___ Dataset content

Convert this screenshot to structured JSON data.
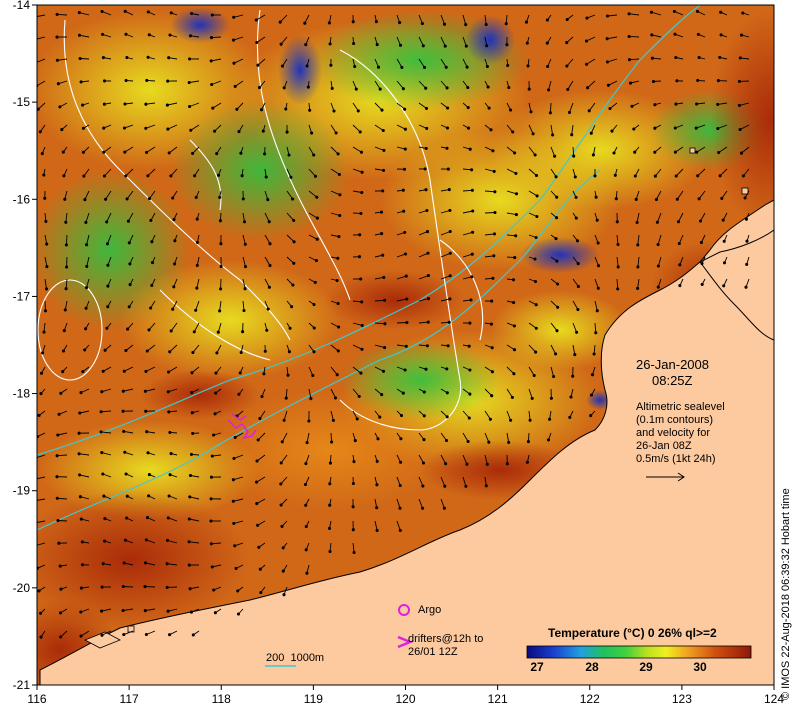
{
  "map": {
    "date_label": "26-Jan-2008",
    "time_label": "08:25Z",
    "altimetry_note": [
      "Altimetric sealevel",
      "(0.1m contours)",
      "and velocity for",
      "26-Jan 08Z",
      "0.5m/s (1kt 24h)"
    ],
    "argo_label": "Argo",
    "drifter_label": [
      "drifters@12h to",
      "26/01 12Z"
    ],
    "isobath_label": "200  1000m",
    "credit": "© IMOS 22-Aug-2018 06:39:32 Hobart time",
    "x_ticks": [
      "116",
      "117",
      "118",
      "119",
      "120",
      "121",
      "122",
      "123",
      "124"
    ],
    "y_ticks": [
      "-14",
      "-15",
      "-16",
      "-17",
      "-18",
      "-19",
      "-20",
      "-21"
    ],
    "legend": {
      "title": "Temperature (°C) 0 26% ql>=2",
      "ticks": [
        "27",
        "28",
        "29",
        "30"
      ],
      "range": [
        26.6,
        31.0
      ]
    },
    "colors": {
      "land": "#fdcaa0",
      "ocean_warm": "#b4320a",
      "ocean_mid": "#e8901a",
      "ocean_cool": "#2ab83c",
      "ocean_cold": "#1a30b8",
      "isobath": "#40c8d0",
      "contour": "#ffffff",
      "argo": "#e020e0",
      "drifter": "#e020e0"
    }
  }
}
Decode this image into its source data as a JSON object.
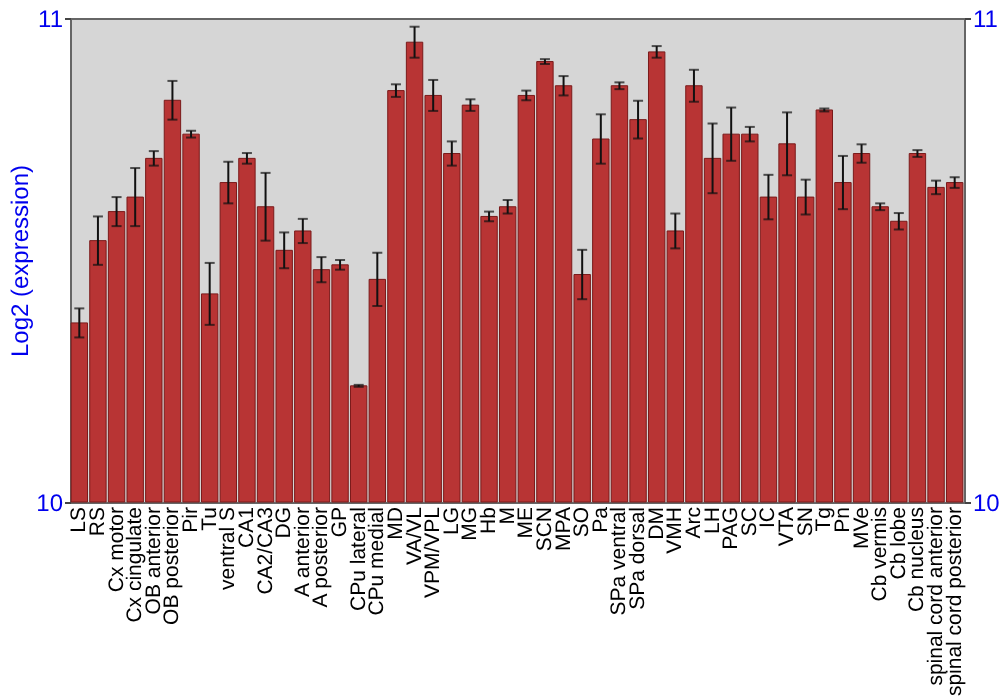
{
  "chart_data": {
    "type": "bar",
    "ylabel": "Log2 (expression)",
    "categories": [
      "LS",
      "RS",
      "Cx motor",
      "Cx cingulate",
      "OB anterior",
      "OB posterior",
      "Pir",
      "Tu",
      "ventral S",
      "CA1",
      "CA2/CA3",
      "DG",
      "A anterior",
      "A posterior",
      "GP",
      "CPu lateral",
      "CPu medial",
      "MD",
      "VA/VL",
      "VPM/VPL",
      "LG",
      "MG",
      "Hb",
      "M",
      "ME",
      "SCN",
      "MPA",
      "SO",
      "Pa",
      "SPa ventral",
      "SPa dorsal",
      "DM",
      "VMH",
      "Arc",
      "LH",
      "PAG",
      "SC",
      "IC",
      "VTA",
      "SN",
      "Tg",
      "Pn",
      "MVe",
      "Cb vermis",
      "Cb lobe",
      "Cb nucleus",
      "spinal cord anterior",
      "spinal cord posterior"
    ],
    "values": [
      10.37,
      10.54,
      10.6,
      10.63,
      10.71,
      10.83,
      10.76,
      10.43,
      10.66,
      10.71,
      10.61,
      10.52,
      10.56,
      10.48,
      10.49,
      10.24,
      10.46,
      10.85,
      10.95,
      10.84,
      10.72,
      10.82,
      10.59,
      10.61,
      10.84,
      10.91,
      10.86,
      10.47,
      10.75,
      10.86,
      10.79,
      10.93,
      10.56,
      10.86,
      10.71,
      10.76,
      10.76,
      10.63,
      10.74,
      10.63,
      10.81,
      10.66,
      10.72,
      10.61,
      10.58,
      10.72,
      10.65,
      10.66
    ],
    "errors": [
      0.03,
      0.05,
      0.03,
      0.06,
      0.015,
      0.04,
      0.007,
      0.064,
      0.043,
      0.011,
      0.07,
      0.037,
      0.025,
      0.026,
      0.01,
      0.002,
      0.055,
      0.013,
      0.032,
      0.032,
      0.025,
      0.012,
      0.01,
      0.014,
      0.01,
      0.005,
      0.02,
      0.051,
      0.051,
      0.007,
      0.039,
      0.012,
      0.036,
      0.033,
      0.072,
      0.055,
      0.015,
      0.046,
      0.065,
      0.036,
      0.003,
      0.055,
      0.019,
      0.007,
      0.017,
      0.007,
      0.014,
      0.011
    ],
    "color": "#b83434",
    "ylim": [
      10,
      11
    ],
    "yticks": [
      10,
      11
    ],
    "y2lim": [
      10,
      11
    ],
    "y2ticks": [
      10,
      11
    ],
    "grid": false
  }
}
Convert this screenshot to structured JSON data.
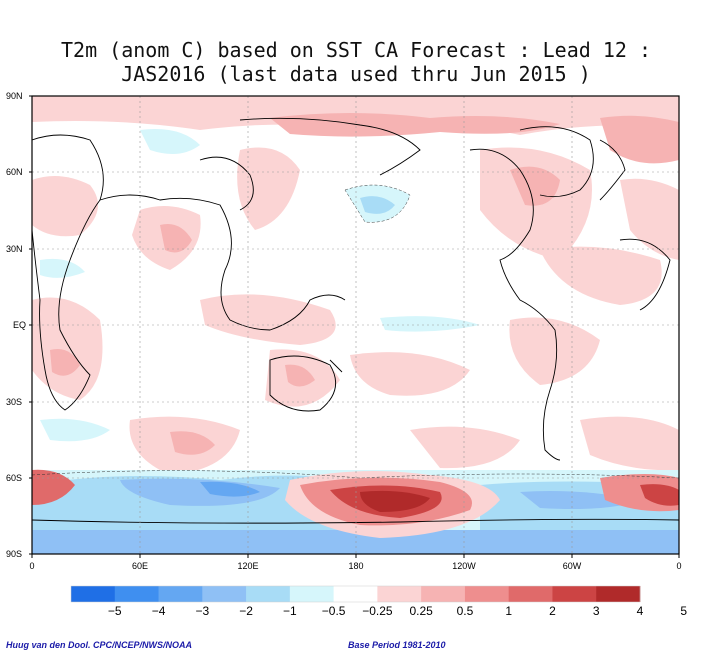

______

Stated problem:
Leave out the pictures and output the rest of the material exactly as written.

Output of the task:
Convert this screenshot to structured JSON data.
{
  "map": {
    "date_label": "26-Jan-2008",
    "time_label": "08:25Z",
    "altimetry_note": [
      "Altimetric sealevel",
      "(0.1m contours)",
      "and velocity for",
      "26-Jan 08Z",
      "0.5m/s (1kt 24h)"
    ],
    "argo_label": "Argo",
    "drifter_label": [
      "drifters@12h to",
      "26/01 12Z"
    ],
    "isobath_label": "200  1000m",
    "credit": "© IMOS 22-Aug-2018 06:39:32 Hobart time",
    "x_ticks": [
      "116",
      "117",
      "118",
      "119",
      "120",
      "121",
      "122",
      "123",
      "124"
    ],
    "y_ticks": [
      "-14",
      "-15",
      "-16",
      "-17",
      "-18",
      "-19",
      "-20",
      "-21"
    ],
    "legend": {
      "title": "Temperature (°C) 0 26% ql>=2",
      "ticks": [
        "27",
        "28",
        "29",
        "30"
      ],
      "range": [
        26.6,
        31.0
      ]
    },
    "colors": {
      "land": "#fdcaa0",
      "ocean_warm": "#b4320a",
      "ocean_mid": "#e8901a",
      "ocean_cool": "#2ab83c",
      "ocean_cold": "#1a30b8",
      "isobath": "#40c8d0",
      "contour": "#ffffff",
      "argo": "#e020e0",
      "drifter": "#e020e0"
    }
  }
}
Decode this image into its source data as a JSON object.
{
  "chart_data": {
    "type": "bar",
    "ylabel": "Log2 (expression)",
    "categories": [
      "LS",
      "RS",
      "Cx motor",
      "Cx cingulate",
      "OB anterior",
      "OB posterior",
      "Pir",
      "Tu",
      "ventral S",
      "CA1",
      "CA2/CA3",
      "DG",
      "A anterior",
      "A posterior",
      "GP",
      "CPu lateral",
      "CPu medial",
      "MD",
      "VA/VL",
      "VPM/VPL",
      "LG",
      "MG",
      "Hb",
      "M",
      "ME",
      "SCN",
      "MPA",
      "SO",
      "Pa",
      "SPa ventral",
      "SPa dorsal",
      "DM",
      "VMH",
      "Arc",
      "LH",
      "PAG",
      "SC",
      "IC",
      "VTA",
      "SN",
      "Tg",
      "Pn",
      "MVe",
      "Cb vermis",
      "Cb lobe",
      "Cb nucleus",
      "spinal cord anterior",
      "spinal cord posterior"
    ],
    "values": [
      10.37,
      10.54,
      10.6,
      10.63,
      10.71,
      10.83,
      10.76,
      10.43,
      10.66,
      10.71,
      10.61,
      10.52,
      10.56,
      10.48,
      10.49,
      10.24,
      10.46,
      10.85,
      10.95,
      10.84,
      10.72,
      10.82,
      10.59,
      10.61,
      10.84,
      10.91,
      10.86,
      10.47,
      10.75,
      10.86,
      10.79,
      10.93,
      10.56,
      10.86,
      10.71,
      10.76,
      10.76,
      10.63,
      10.74,
      10.63,
      10.81,
      10.66,
      10.72,
      10.61,
      10.58,
      10.72,
      10.65,
      10.66
    ],
    "errors": [
      0.03,
      0.05,
      0.03,
      0.06,
      0.015,
      0.04,
      0.007,
      0.064,
      0.043,
      0.011,
      0.07,
      0.037,
      0.025,
      0.026,
      0.01,
      0.002,
      0.055,
      0.013,
      0.032,
      0.032,
      0.025,
      0.012,
      0.01,
      0.014,
      0.01,
      0.005,
      0.02,
      0.051,
      0.051,
      0.007,
      0.039,
      0.012,
      0.036,
      0.033,
      0.072,
      0.055,
      0.015,
      0.046,
      0.065,
      0.036,
      0.003,
      0.055,
      0.019,
      0.007,
      0.017,
      0.007,
      0.014,
      0.011
    ],
    "color": "#b83434",
    "ylim": [
      10,
      11
    ],
    "yticks": [
      10,
      11
    ],
    "y2lim": [
      10,
      11
    ],
    "y2ticks": [
      10,
      11
    ],
    "grid": false
  }
}
Convert this screenshot to structured JSON data.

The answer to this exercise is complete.